--- START OF SUPPLIED ENTRIES ---

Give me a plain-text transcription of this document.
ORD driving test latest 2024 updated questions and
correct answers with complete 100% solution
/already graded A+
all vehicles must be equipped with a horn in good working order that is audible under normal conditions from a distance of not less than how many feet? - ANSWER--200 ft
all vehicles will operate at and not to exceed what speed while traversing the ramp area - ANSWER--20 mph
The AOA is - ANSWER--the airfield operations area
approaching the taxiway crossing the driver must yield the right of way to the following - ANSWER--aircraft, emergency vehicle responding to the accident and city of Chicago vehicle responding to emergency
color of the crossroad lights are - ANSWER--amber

--- END OF SUPPLIED ENTRIES ---

INSTRUCTIONS FOR THE TASK: Look through the listing above and count the lines where the string "vehicles" appears. Report the number only.

THE ANSWER: 2